→ **GIVEN TASK**
The entries below are to be transcribed in full, without their images.

Stored data entries

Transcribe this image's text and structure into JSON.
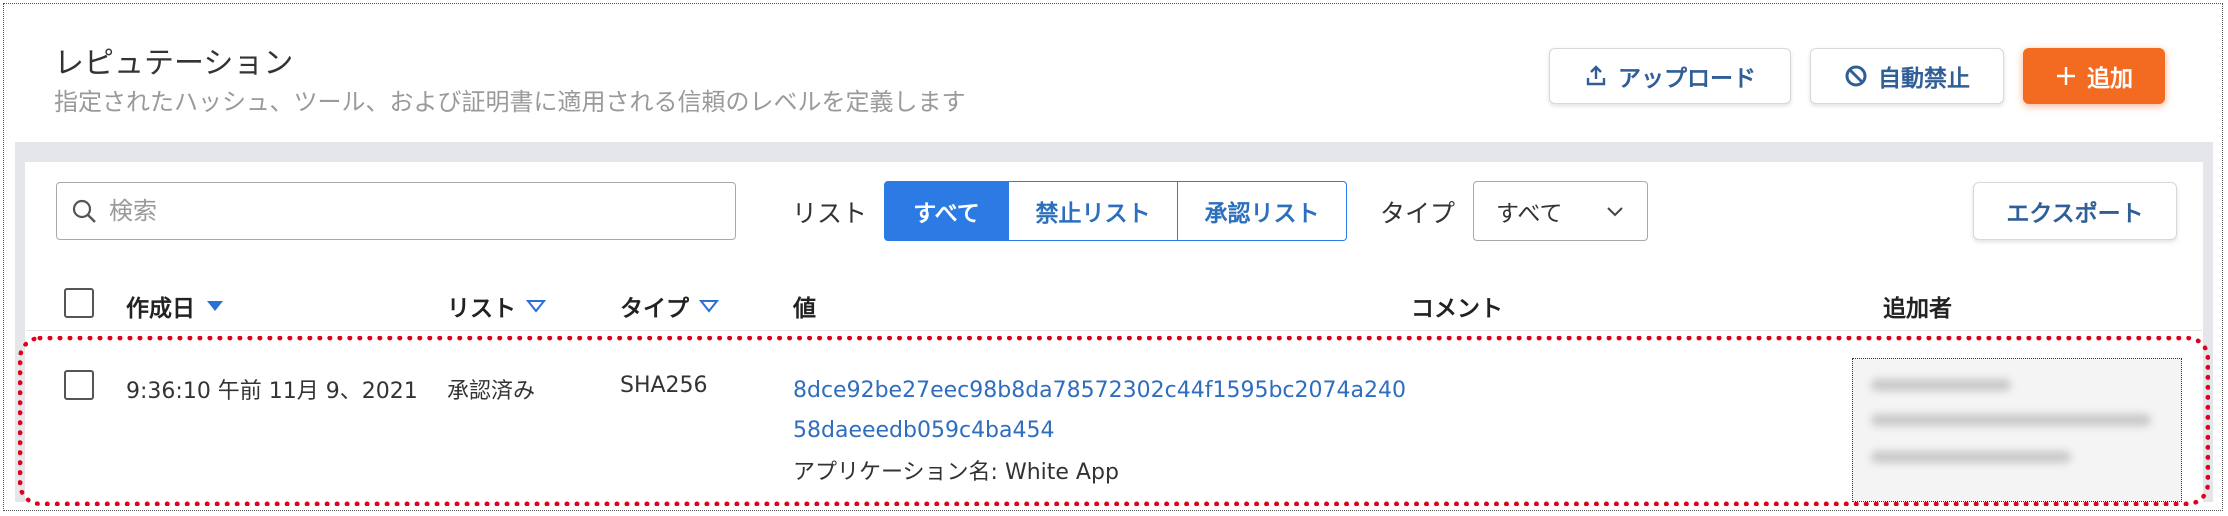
{
  "header": {
    "title": "レピュテーション",
    "subtitle": "指定されたハッシュ、ツール、および証明書に適用される信頼のレベルを定義します",
    "upload_label": "アップロード",
    "ban_label": "自動禁止",
    "add_label": "追加"
  },
  "toolbar": {
    "search_placeholder": "検索",
    "list_label": "リスト",
    "list_segments": [
      "すべて",
      "禁止リスト",
      "承認リスト"
    ],
    "list_selected": "すべて",
    "type_label": "タイプ",
    "type_selected": "すべて",
    "export_label": "エクスポート"
  },
  "table": {
    "columns": [
      "作成日",
      "リスト",
      "タイプ",
      "値",
      "コメント",
      "追加者"
    ],
    "rows": [
      {
        "created": "9:36:10 午前 11月 9、2021",
        "list": "承認済み",
        "type": "SHA256",
        "value_line1": "8dce92be27eec98b8da78572302c44f1595bc2074a240",
        "value_line2": "58daeeedb059c4ba454",
        "app_name": "アプリケーション名: White App",
        "comment": "",
        "added_by": ""
      }
    ]
  },
  "colors": {
    "accent": "#2c7be5",
    "add_button": "#f36a21",
    "highlight_border": "#e0001b",
    "link": "#2f6dbf"
  }
}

→ **CORRECT RESPONSE**
Transcribe this image's text and structure into JSON.
{
  "header": {
    "title": "レピュテーション",
    "subtitle": "指定されたハッシュ、ツール、および証明書に適用される信頼のレベルを定義します",
    "upload_label": "アップロード",
    "ban_label": "自動禁止",
    "add_label": "追加"
  },
  "toolbar": {
    "search_placeholder": "検索",
    "list_label": "リスト",
    "list_segments": [
      "すべて",
      "禁止リスト",
      "承認リスト"
    ],
    "list_selected": "すべて",
    "type_label": "タイプ",
    "type_selected": "すべて",
    "export_label": "エクスポート"
  },
  "table": {
    "columns": [
      "作成日",
      "リスト",
      "タイプ",
      "値",
      "コメント",
      "追加者"
    ],
    "rows": [
      {
        "created": "9:36:10 午前 11月 9、2021",
        "list": "承認済み",
        "type": "SHA256",
        "value_line1": "8dce92be27eec98b8da78572302c44f1595bc2074a240",
        "value_line2": "58daeeedb059c4ba454",
        "app_name": "アプリケーション名: White App",
        "comment": "",
        "added_by": ""
      }
    ]
  },
  "colors": {
    "accent": "#2c7be5",
    "add_button": "#f36a21",
    "highlight_border": "#e0001b",
    "link": "#2f6dbf"
  }
}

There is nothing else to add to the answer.